*Problem statement:* Extract the text of each entry below exactly, leaving every image behind.

*Exercise data:*
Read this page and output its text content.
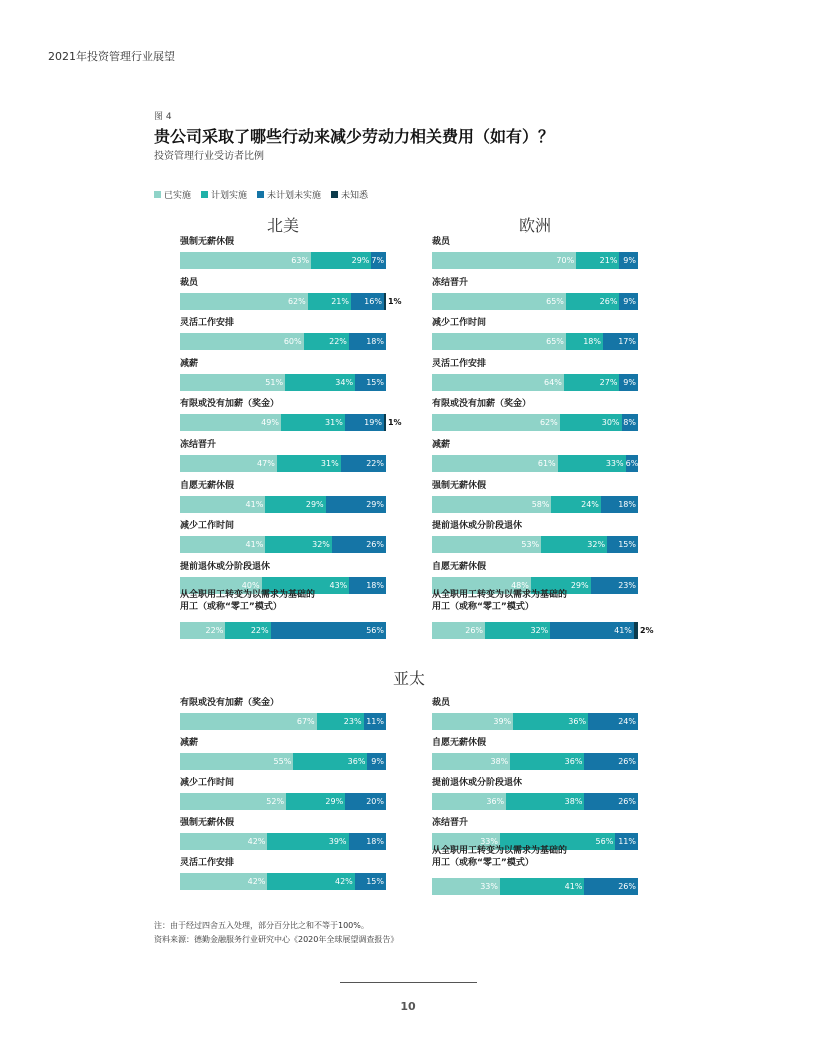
2021年投资管理行业展望
图 4
贵公司采取了哪些行动来减少劳动力相关费用（如有）？
投资管理行业受访者比例
已实施 计划实施 未计划未实施 未知悉
北美	欧洲
亚太
强制无薪休假
63%	29% 7%
裁员
62%	21%	16% 1%
灵活工作安排
60%	22%	18%
减薪
51%	34%	15%
有限或没有加薪（奖金）
49%	31%	19% 1%
冻结晋升
47%	31%	22%
自愿无薪休假
41%	29%	29%
减少工作时间
41%	32%	26%
提前退休或分阶段退休
40%	43%	18%
从全职用工转变为以需求为基础的
用工（或称“零工”模式）
22%	22%	56%
裁员
70%	21% 9%
冻结晋升
65%	26% 9%
减少工作时间
65%	18%	17%
灵活工作安排
64%	27% 9%
有限或没有加薪（奖金）
62%	30% 8%
减薪
61%	33% 6%
强制无薪休假
58%	24%	18%
提前退休或分阶段退休
53%	32%	15%
自愿无薪休假
48%	29%	23%
从全职用工转变为以需求为基础的
用工（或称“零工”模式）
26%	32%	41% 2%
有限或没有加薪（奖金）
67%	23% 11%
减薪
55%	36% 9%
减少工作时间
52%	29%	20%
强制无薪休假
42%	39%	18%
灵活工作安排
42%	42%	15%
裁员
39%	36%	24%
自愿无薪休假
38%	36%	26%
提前退休或分阶段退休
36%	38%	26%
冻结晋升
33%	56% 11%
从全职用工转变为以需求为基础的
用工（或称“零工”模式）
33%	41%	26%
注：由于经过四舍五入处理，部分百分比之和不等于100%。
资料来源：德勤金融服务行业研究中心《2020年全球展望调查报告》
10
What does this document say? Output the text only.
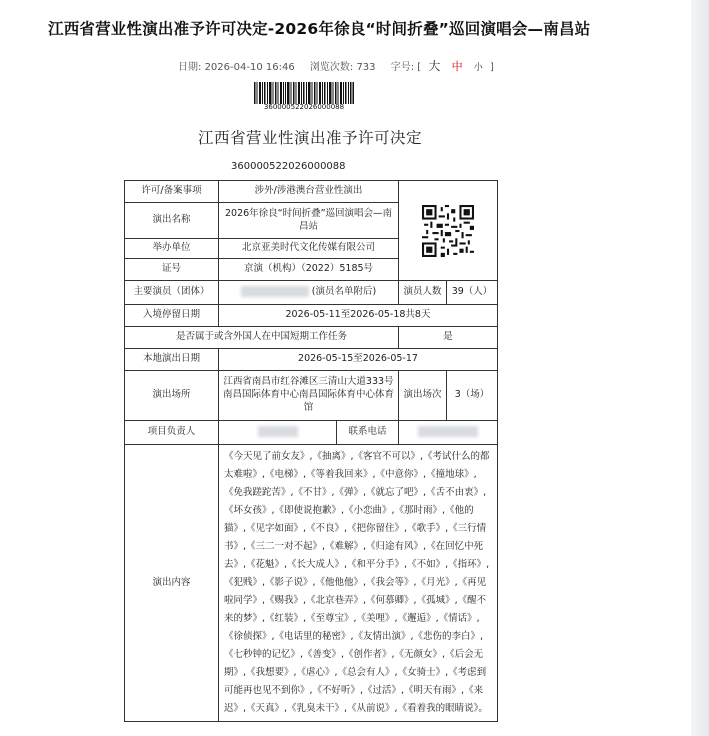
江西省营业性演出准予许可决定-2026年徐良“时间折叠”巡回演唱会—南昌站
日期: 2026-04-10 16:46 浏览次数: 733 字号: [ 大 中 小 ]
360000522026000088
江西省营业性演出准予许可决定
360000522026000088
许可/备案事项	涉外/涉港澳台营业性演出	

演出名称	2026年徐良“时间折叠”巡回演唱会—南昌站			
举办单位	北京亚美时代文化传媒有限公司			
证号	京演（机构）（2022）5185号			
主要演员（团体）	(演员名单附后)		演员人数	39（人）
入境停留日期	2026-05-11至2026-05-18共8天			
是否属于或含外国人在中国短期工作任务			是	
本地演出日期	2026-05-15至2026-05-17			
演出场所	江西省南昌市红谷滩区三清山大道333号南昌国际体育中心南昌国际体育中心体育馆		演出场次	3（场）
项目负责人		联系电话		
演出内容	《今天见了前女友》,《抽离》,《客官不可以》,《考试什么的都太难啦》,《电梯》,《等着我回来》,《中意你》,《撞地球》,《免我蹉跎苦》,《不甘》,《弹》,《就忘了吧》,《舌不由衷》,《坏女孩》,《即使说抱歉》,《小恋曲》,《那时雨》,《他的猫》,《见字如面》,《不良》,《把你留住》,《歌手》,《三行情书》,《三二一对不起》,《难解》,《归途有风》,《在回忆中死去》,《花魁》,《长大成人》,《和平分手》,《不如》,《指环》,《犯贱》,《影子说》,《他他他》,《我会等》,《月光》,《再见啦同学》,《赐我》,《北京巷弄》,《何慕卿》,《孤城》,《醒不来的梦》,《红装》,《至尊宝》,《美哩》,《邂逅》,《情话》,《徐侦探》,《电话里的秘密》,《友情出演》,《悲伤的李白》,《七秒钟的记忆》,《善变》,《创作者》,《无颜女》,《后会无期》,《我想要》,《虐心》,《总会有人》,《女骑士》,《考虑到可能再也见不到你》,《不好听》,《过活》,《明天有雨》,《来迟》,《天真》,《乳臭未干》,《从前说》,《看着我的眼睛说》。			
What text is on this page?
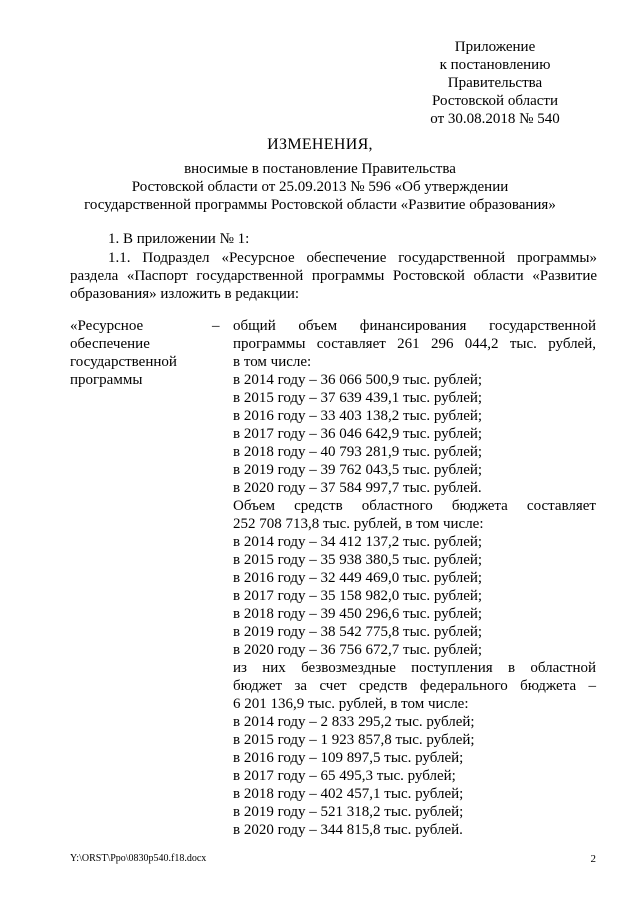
Приложение
к постановлению
Правительства
Ростовской области
от 30.08.2018 № 540
ИЗМЕНЕНИЯ,
вносимые в постановление Правительства
Ростовской области от 25.09.2013 № 596 «Об утверждении
государственной программы Ростовской области «Развитие образования»
1. В приложении № 1:
1.1. Подраздел «Ресурсное обеспечение государственной программы»
раздела «Паспорт государственной программы Ростовской области «Развитие
образования» изложить в редакции:
«Ресурсное
обеспечение
государственной
программы
– общий объем финансирования государственной
программы составляет 261 296 044,2 тыс. рублей,
в том числе:
в 2014 году – 36 066 500,9 тыс. рублей;
в 2015 году – 37 639 439,1 тыс. рублей;
в 2016 году – 33 403 138,2 тыс. рублей;
в 2017 году – 36 046 642,9 тыс. рублей;
в 2018 году – 40 793 281,9 тыс. рублей;
в 2019 году – 39 762 043,5 тыс. рублей;
в 2020 году – 37 584 997,7 тыс. рублей.
Объем средств областного бюджета составляет
252 708 713,8 тыс. рублей, в том числе:
в 2014 году – 34 412 137,2 тыс. рублей;
в 2015 году – 35 938 380,5 тыс. рублей;
в 2016 году – 32 449 469,0 тыс. рублей;
в 2017 году – 35 158 982,0 тыс. рублей;
в 2018 году – 39 450 296,6 тыс. рублей;
в 2019 году – 38 542 775,8 тыс. рублей;
в 2020 году – 36 756 672,7 тыс. рублей;
из них безвозмездные поступления в областной
бюджет за счет средств федерального бюджета –
6 201 136,9 тыс. рублей, в том числе:
в 2014 году – 2 833 295,2 тыс. рублей;
в 2015 году – 1 923 857,8 тыс. рублей;
в 2016 году – 109 897,5 тыс. рублей;
в 2017 году – 65 495,3 тыс. рублей;
в 2018 году – 402 457,1 тыс. рублей;
в 2019 году – 521 318,2 тыс. рублей;
в 2020 году – 344 815,8 тыс. рублей.
Y:\ORST\Ppo\0830p540.f18.docx	2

*Output:*
Read this page and output its text content.
2021年投资管理行业展望
图 4
贵公司采取了哪些行动来减少劳动力相关费用（如有）？
投资管理行业受访者比例
已实施 计划实施 未计划未实施 未知悉
北美	欧洲
亚太
强制无薪休假
63%	29% 7%
裁员
62%	21%	16% 1%
灵活工作安排
60%	22%	18%
减薪
51%	34%	15%
有限或没有加薪（奖金）
49%	31%	19% 1%
冻结晋升
47%	31%	22%
自愿无薪休假
41%	29%	29%
减少工作时间
41%	32%	26%
提前退休或分阶段退休
40%	43%	18%
从全职用工转变为以需求为基础的
用工（或称“零工”模式）
22%	22%	56%
裁员
70%	21% 9%
冻结晋升
65%	26% 9%
减少工作时间
65%	18%	17%
灵活工作安排
64%	27% 9%
有限或没有加薪（奖金）
62%	30% 8%
减薪
61%	33% 6%
强制无薪休假
58%	24%	18%
提前退休或分阶段退休
53%	32%	15%
自愿无薪休假
48%	29%	23%
从全职用工转变为以需求为基础的
用工（或称“零工”模式）
26%	32%	41% 2%
有限或没有加薪（奖金）
67%	23% 11%
减薪
55%	36% 9%
减少工作时间
52%	29%	20%
强制无薪休假
42%	39%	18%
灵活工作安排
42%	42%	15%
裁员
39%	36%	24%
自愿无薪休假
38%	36%	26%
提前退休或分阶段退休
36%	38%	26%
冻结晋升
33%	56% 11%
从全职用工转变为以需求为基础的
用工（或称“零工”模式）
33%	41%	26%
注：由于经过四舍五入处理，部分百分比之和不等于100%。
资料来源：德勤金融服务行业研究中心《2020年全球展望调查报告》
10
What does this document say? Output the text only.
江西省营业性演出准予许可决定-2026年徐良“时间折叠”巡回演唱会—南昌站
日期: 2026-04-10 16:46 浏览次数: 733 字号: [ 大 中 小 ]
360000522026000088
江西省营业性演出准予许可决定
360000522026000088
许可/备案事项	涉外/涉港澳台营业性演出	

演出名称	2026年徐良“时间折叠”巡回演唱会—南昌站			
举办单位	北京亚美时代文化传媒有限公司			
证号	京演（机构）（2022）5185号			
主要演员（团体）	(演员名单附后)		演员人数	39（人）
入境停留日期	2026-05-11至2026-05-18共8天			
是否属于或含外国人在中国短期工作任务			是	
本地演出日期	2026-05-15至2026-05-17			
演出场所	江西省南昌市红谷滩区三清山大道333号南昌国际体育中心南昌国际体育中心体育馆		演出场次	3（场）
项目负责人		联系电话		
演出内容	《今天见了前女友》,《抽离》,《客官不可以》,《考试什么的都太难啦》,《电梯》,《等着我回来》,《中意你》,《撞地球》,《免我蹉跎苦》,《不甘》,《弹》,《就忘了吧》,《舌不由衷》,《坏女孩》,《即使说抱歉》,《小恋曲》,《那时雨》,《他的猫》,《见字如面》,《不良》,《把你留住》,《歌手》,《三行情书》,《三二一对不起》,《难解》,《归途有风》,《在回忆中死去》,《花魁》,《长大成人》,《和平分手》,《不如》,《指环》,《犯贱》,《影子说》,《他他他》,《我会等》,《月光》,《再见啦同学》,《赐我》,《北京巷弄》,《何慕卿》,《孤城》,《醒不来的梦》,《红装》,《至尊宝》,《美哩》,《邂逅》,《情话》,《徐侦探》,《电话里的秘密》,《友情出演》,《悲伤的李白》,《七秒钟的记忆》,《善变》,《创作者》,《无颜女》,《后会无期》,《我想要》,《虐心》,《总会有人》,《女骑士》,《考虑到可能再也见不到你》,《不好听》,《过活》,《明天有雨》,《来迟》,《天真》,《乳臭未干》,《从前说》,《看着我的眼睛说》。			
What text is on this page?
Приложение
к постановлению
Правительства
Ростовской области
от 30.08.2018 № 540
ИЗМЕНЕНИЯ,
вносимые в постановление Правительства
Ростовской области от 25.09.2013 № 596 «Об утверждении
государственной программы Ростовской области «Развитие образования»
1. В приложении № 1:
1.1. Подраздел «Ресурсное обеспечение государственной программы»
раздела «Паспорт государственной программы Ростовской области «Развитие
образования» изложить в редакции:
«Ресурсное
обеспечение
государственной
программы
– общий объем финансирования государственной
программы составляет 261 296 044,2 тыс. рублей,
в том числе:
в 2014 году – 36 066 500,9 тыс. рублей;
в 2015 году – 37 639 439,1 тыс. рублей;
в 2016 году – 33 403 138,2 тыс. рублей;
в 2017 году – 36 046 642,9 тыс. рублей;
в 2018 году – 40 793 281,9 тыс. рублей;
в 2019 году – 39 762 043,5 тыс. рублей;
в 2020 году – 37 584 997,7 тыс. рублей.
Объем средств областного бюджета составляет
252 708 713,8 тыс. рублей, в том числе:
в 2014 году – 34 412 137,2 тыс. рублей;
в 2015 году – 35 938 380,5 тыс. рублей;
в 2016 году – 32 449 469,0 тыс. рублей;
в 2017 году – 35 158 982,0 тыс. рублей;
в 2018 году – 39 450 296,6 тыс. рублей;
в 2019 году – 38 542 775,8 тыс. рублей;
в 2020 году – 36 756 672,7 тыс. рублей;
из них безвозмездные поступления в областной
бюджет за счет средств федерального бюджета –
6 201 136,9 тыс. рублей, в том числе:
в 2014 году – 2 833 295,2 тыс. рублей;
в 2015 году – 1 923 857,8 тыс. рублей;
в 2016 году – 109 897,5 тыс. рублей;
в 2017 году – 65 495,3 тыс. рублей;
в 2018 году – 402 457,1 тыс. рублей;
в 2019 году – 521 318,2 тыс. рублей;
в 2020 году – 344 815,8 тыс. рублей.
Y:\ORST\Ppo\0830p540.f18.docx	2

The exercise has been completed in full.